= Challenge =
Extract every line of the material below and reproduce it faithfully.

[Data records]
%%

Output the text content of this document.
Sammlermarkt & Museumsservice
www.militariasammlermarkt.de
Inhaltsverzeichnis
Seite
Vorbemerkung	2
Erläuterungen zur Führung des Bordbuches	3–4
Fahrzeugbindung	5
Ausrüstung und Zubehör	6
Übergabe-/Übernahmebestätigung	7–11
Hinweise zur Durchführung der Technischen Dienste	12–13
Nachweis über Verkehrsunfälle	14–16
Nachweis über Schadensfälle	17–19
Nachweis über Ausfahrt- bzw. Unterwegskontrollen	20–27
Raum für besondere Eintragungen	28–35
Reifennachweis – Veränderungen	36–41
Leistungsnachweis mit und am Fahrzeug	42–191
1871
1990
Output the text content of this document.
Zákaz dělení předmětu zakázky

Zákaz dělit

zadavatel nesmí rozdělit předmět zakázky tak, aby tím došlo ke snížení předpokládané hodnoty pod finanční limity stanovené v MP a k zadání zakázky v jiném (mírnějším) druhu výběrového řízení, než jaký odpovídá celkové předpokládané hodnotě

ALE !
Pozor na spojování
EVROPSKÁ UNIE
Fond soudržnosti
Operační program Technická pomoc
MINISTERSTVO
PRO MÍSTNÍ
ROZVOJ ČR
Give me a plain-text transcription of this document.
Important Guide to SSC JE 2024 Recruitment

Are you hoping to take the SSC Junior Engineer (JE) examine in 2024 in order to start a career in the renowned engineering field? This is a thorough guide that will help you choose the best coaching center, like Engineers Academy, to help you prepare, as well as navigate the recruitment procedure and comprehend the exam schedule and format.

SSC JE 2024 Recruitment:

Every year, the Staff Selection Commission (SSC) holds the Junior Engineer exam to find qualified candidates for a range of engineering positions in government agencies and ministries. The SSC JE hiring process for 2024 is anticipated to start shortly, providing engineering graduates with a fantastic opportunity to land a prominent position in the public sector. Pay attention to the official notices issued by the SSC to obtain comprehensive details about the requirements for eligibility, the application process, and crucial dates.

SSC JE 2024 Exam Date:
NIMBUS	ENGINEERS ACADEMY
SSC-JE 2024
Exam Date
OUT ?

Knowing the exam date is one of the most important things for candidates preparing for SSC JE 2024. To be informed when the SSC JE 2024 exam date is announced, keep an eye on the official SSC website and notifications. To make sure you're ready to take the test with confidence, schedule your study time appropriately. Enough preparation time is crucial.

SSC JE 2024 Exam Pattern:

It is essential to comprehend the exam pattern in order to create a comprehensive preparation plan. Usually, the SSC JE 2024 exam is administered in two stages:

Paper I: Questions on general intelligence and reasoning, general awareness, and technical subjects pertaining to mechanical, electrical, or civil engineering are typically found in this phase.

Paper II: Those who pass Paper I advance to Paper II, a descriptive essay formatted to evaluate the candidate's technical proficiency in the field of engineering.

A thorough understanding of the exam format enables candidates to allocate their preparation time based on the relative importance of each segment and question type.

%%

= Exercise solution =
Output the text content of this document.
Sammlermarkt & Museumsservice
www.militariasammlermarkt.de
Inhaltsverzeichnis
Seite
Vorbemerkung	2
Erläuterungen zur Führung des Bordbuches	3–4
Fahrzeugbindung	5
Ausrüstung und Zubehör	6
Übergabe-/Übernahmebestätigung	7–11
Hinweise zur Durchführung der Technischen Dienste	12–13
Nachweis über Verkehrsunfälle	14–16
Nachweis über Schadensfälle	17–19
Nachweis über Ausfahrt- bzw. Unterwegskontrollen	20–27
Raum für besondere Eintragungen	28–35
Reifennachweis – Veränderungen	36–41
Leistungsnachweis mit und am Fahrzeug	42–191
1871
1990
Output the text content of this document.
Zákaz dělení předmětu zakázky

Zákaz dělit

zadavatel nesmí rozdělit předmět zakázky tak, aby tím došlo ke snížení předpokládané hodnoty pod finanční limity stanovené v MP a k zadání zakázky v jiném (mírnějším) druhu výběrového řízení, než jaký odpovídá celkové předpokládané hodnotě

ALE !
Pozor na spojování
EVROPSKÁ UNIE
Fond soudržnosti
Operační program Technická pomoc
MINISTERSTVO
PRO MÍSTNÍ
ROZVOJ ČR
Give me a plain-text transcription of this document.
Important Guide to SSC JE 2024 Recruitment

Are you hoping to take the SSC Junior Engineer (JE) examine in 2024 in order to start a career in the renowned engineering field? This is a thorough guide that will help you choose the best coaching center, like Engineers Academy, to help you prepare, as well as navigate the recruitment procedure and comprehend the exam schedule and format.

SSC JE 2024 Recruitment:

Every year, the Staff Selection Commission (SSC) holds the Junior Engineer exam to find qualified candidates for a range of engineering positions in government agencies and ministries. The SSC JE hiring process for 2024 is anticipated to start shortly, providing engineering graduates with a fantastic opportunity to land a prominent position in the public sector. Pay attention to the official notices issued by the SSC to obtain comprehensive details about the requirements for eligibility, the application process, and crucial dates.

SSC JE 2024 Exam Date:
NIMBUS	ENGINEERS ACADEMY
SSC-JE 2024
Exam Date
OUT ?

Knowing the exam date is one of the most important things for candidates preparing for SSC JE 2024. To be informed when the SSC JE 2024 exam date is announced, keep an eye on the official SSC website and notifications. To make sure you're ready to take the test with confidence, schedule your study time appropriately. Enough preparation time is crucial.

SSC JE 2024 Exam Pattern:

It is essential to comprehend the exam pattern in order to create a comprehensive preparation plan. Usually, the SSC JE 2024 exam is administered in two stages:

Paper I: Questions on general intelligence and reasoning, general awareness, and technical subjects pertaining to mechanical, electrical, or civil engineering are typically found in this phase.

Paper II: Those who pass Paper I advance to Paper II, a descriptive essay formatted to evaluate the candidate's technical proficiency in the field of engineering.

A thorough understanding of the exam format enables candidates to allocate their preparation time based on the relative importance of each segment and question type.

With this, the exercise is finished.